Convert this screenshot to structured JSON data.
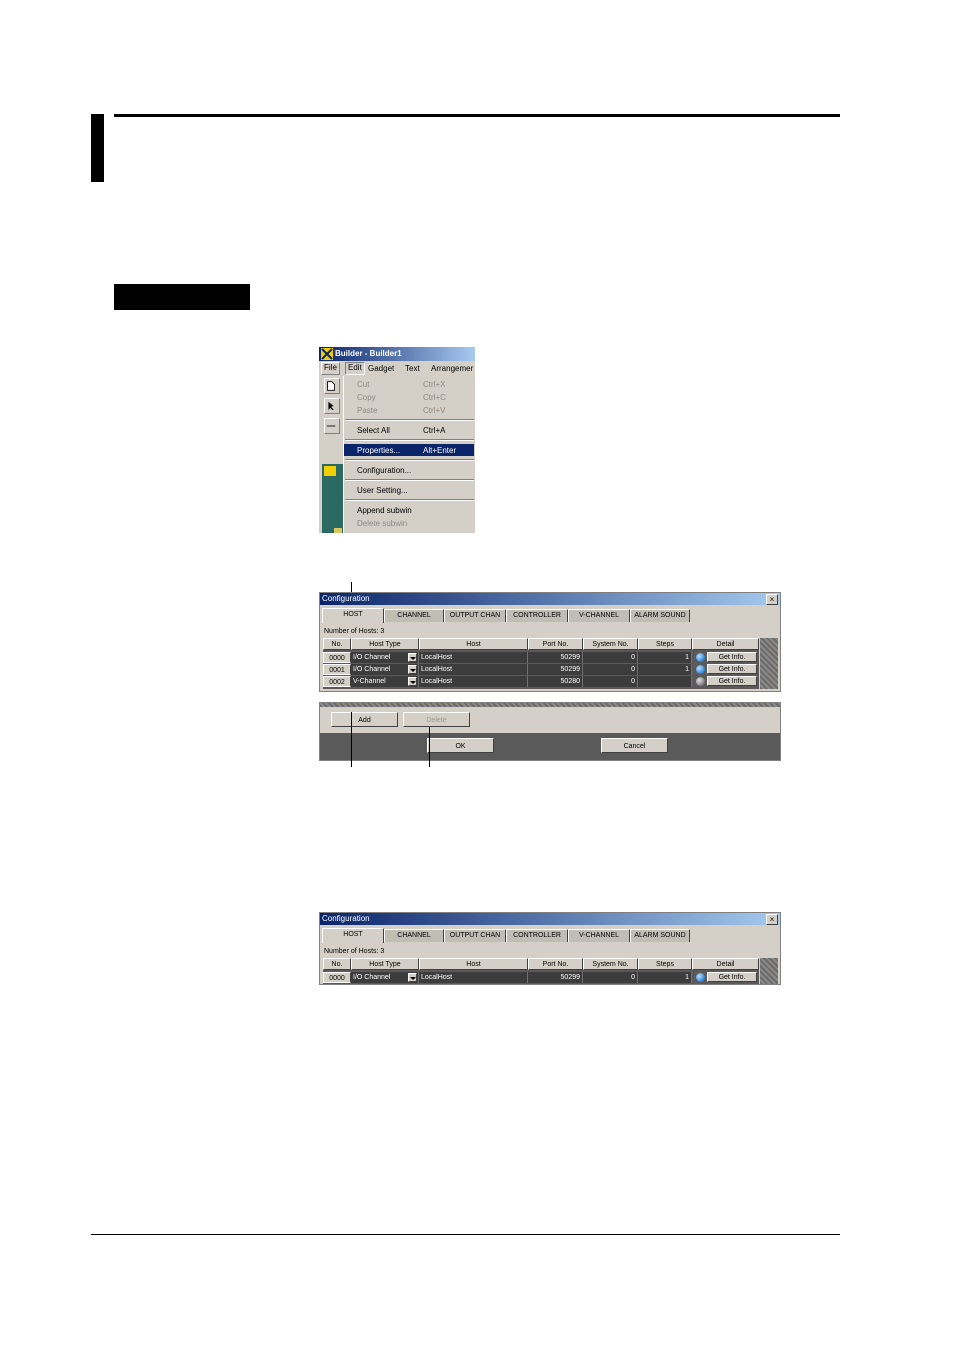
{
  "builder": {
    "title": "Builder - Builder1",
    "menubar": [
      "File",
      "Edit",
      "Gadget",
      "Text",
      "Arrangemer"
    ],
    "edit_menu": [
      {
        "label": "Cut",
        "shortcut": "Ctrl+X",
        "enabled": false
      },
      {
        "label": "Copy",
        "shortcut": "Ctrl+C",
        "enabled": false
      },
      {
        "label": "Paste",
        "shortcut": "Ctrl+V",
        "enabled": false
      },
      {
        "label": "Select All",
        "shortcut": "Ctrl+A",
        "enabled": true
      },
      {
        "label": "Properties...",
        "shortcut": "Alt+Enter",
        "enabled": true,
        "selected": true
      },
      {
        "label": "Configuration...",
        "shortcut": "",
        "enabled": true
      },
      {
        "label": "User Setting...",
        "shortcut": "",
        "enabled": true
      },
      {
        "label": "Append subwin",
        "shortcut": "",
        "enabled": true
      },
      {
        "label": "Delete subwin",
        "shortcut": "",
        "enabled": false
      }
    ]
  },
  "config1": {
    "title": "Configuration",
    "close": "×",
    "tabs": [
      "HOST",
      "CHANNEL",
      "OUTPUT CHAN",
      "CONTROLLER",
      "V-CHANNEL",
      "ALARM SOUND"
    ],
    "hosts_count": "Number of Hosts: 3",
    "columns": [
      "No.",
      "Host Type",
      "Host",
      "Port No.",
      "System No.",
      "Steps",
      "Detail"
    ],
    "rows": [
      {
        "no": "0000",
        "host_type": "I/O Channel",
        "host": "LocalHost",
        "port": "50299",
        "system": "0",
        "steps": "1",
        "led": "blue",
        "detail": "Get Info."
      },
      {
        "no": "0001",
        "host_type": "I/O Channel",
        "host": "LocalHost",
        "port": "50299",
        "system": "0",
        "steps": "1",
        "led": "blue",
        "detail": "Get Info."
      },
      {
        "no": "0002",
        "host_type": "V-Channel",
        "host": "LocalHost",
        "port": "50280",
        "system": "0",
        "steps": "",
        "led": "gray",
        "detail": "Get Info."
      }
    ],
    "add_label": "Add",
    "delete_label": "Delete",
    "ok_label": "OK",
    "cancel_label": "Cancel"
  },
  "config2": {
    "title": "Configuration",
    "close": "×",
    "tabs": [
      "HOST",
      "CHANNEL",
      "OUTPUT CHAN",
      "CONTROLLER",
      "V-CHANNEL",
      "ALARM SOUND"
    ],
    "hosts_count": "Number of Hosts: 3",
    "columns": [
      "No.",
      "Host Type",
      "Host",
      "Port No.",
      "System No.",
      "Steps",
      "Detail"
    ],
    "rows": [
      {
        "no": "0000",
        "host_type": "I/O Channel",
        "host": "LocalHost",
        "port": "50299",
        "system": "0",
        "steps": "1",
        "led": "blue",
        "detail": "Get Info."
      }
    ]
  },
  "colors": {
    "led_blue": "#3d8fe0",
    "led_gray": "#8a8a8a",
    "title_start": "#0a246a",
    "title_end": "#a6caf0"
  }
}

════════

__Given exercise__:
Return all of the data exactly as written, and drop the pictures.

__Final result__:
Convert this screenshot to structured JSON data.
{
  "builder": {
    "title": "Builder - Builder1",
    "menubar": [
      "File",
      "Edit",
      "Gadget",
      "Text",
      "Arrangemer"
    ],
    "edit_menu": [
      {
        "label": "Cut",
        "shortcut": "Ctrl+X",
        "enabled": false
      },
      {
        "label": "Copy",
        "shortcut": "Ctrl+C",
        "enabled": false
      },
      {
        "label": "Paste",
        "shortcut": "Ctrl+V",
        "enabled": false
      },
      {
        "label": "Select All",
        "shortcut": "Ctrl+A",
        "enabled": true
      },
      {
        "label": "Properties...",
        "shortcut": "Alt+Enter",
        "enabled": true,
        "selected": true
      },
      {
        "label": "Configuration...",
        "shortcut": "",
        "enabled": true
      },
      {
        "label": "User Setting...",
        "shortcut": "",
        "enabled": true
      },
      {
        "label": "Append subwin",
        "shortcut": "",
        "enabled": true
      },
      {
        "label": "Delete subwin",
        "shortcut": "",
        "enabled": false
      }
    ]
  },
  "config1": {
    "title": "Configuration",
    "close": "×",
    "tabs": [
      "HOST",
      "CHANNEL",
      "OUTPUT CHAN",
      "CONTROLLER",
      "V-CHANNEL",
      "ALARM SOUND"
    ],
    "hosts_count": "Number of Hosts: 3",
    "columns": [
      "No.",
      "Host Type",
      "Host",
      "Port No.",
      "System No.",
      "Steps",
      "Detail"
    ],
    "rows": [
      {
        "no": "0000",
        "host_type": "I/O Channel",
        "host": "LocalHost",
        "port": "50299",
        "system": "0",
        "steps": "1",
        "led": "blue",
        "detail": "Get Info."
      },
      {
        "no": "0001",
        "host_type": "I/O Channel",
        "host": "LocalHost",
        "port": "50299",
        "system": "0",
        "steps": "1",
        "led": "blue",
        "detail": "Get Info."
      },
      {
        "no": "0002",
        "host_type": "V-Channel",
        "host": "LocalHost",
        "port": "50280",
        "system": "0",
        "steps": "",
        "led": "gray",
        "detail": "Get Info."
      }
    ],
    "add_label": "Add",
    "delete_label": "Delete",
    "ok_label": "OK",
    "cancel_label": "Cancel"
  },
  "config2": {
    "title": "Configuration",
    "close": "×",
    "tabs": [
      "HOST",
      "CHANNEL",
      "OUTPUT CHAN",
      "CONTROLLER",
      "V-CHANNEL",
      "ALARM SOUND"
    ],
    "hosts_count": "Number of Hosts: 3",
    "columns": [
      "No.",
      "Host Type",
      "Host",
      "Port No.",
      "System No.",
      "Steps",
      "Detail"
    ],
    "rows": [
      {
        "no": "0000",
        "host_type": "I/O Channel",
        "host": "LocalHost",
        "port": "50299",
        "system": "0",
        "steps": "1",
        "led": "blue",
        "detail": "Get Info."
      }
    ]
  },
  "colors": {
    "led_blue": "#3d8fe0",
    "led_gray": "#8a8a8a",
    "title_start": "#0a246a",
    "title_end": "#a6caf0"
  }
}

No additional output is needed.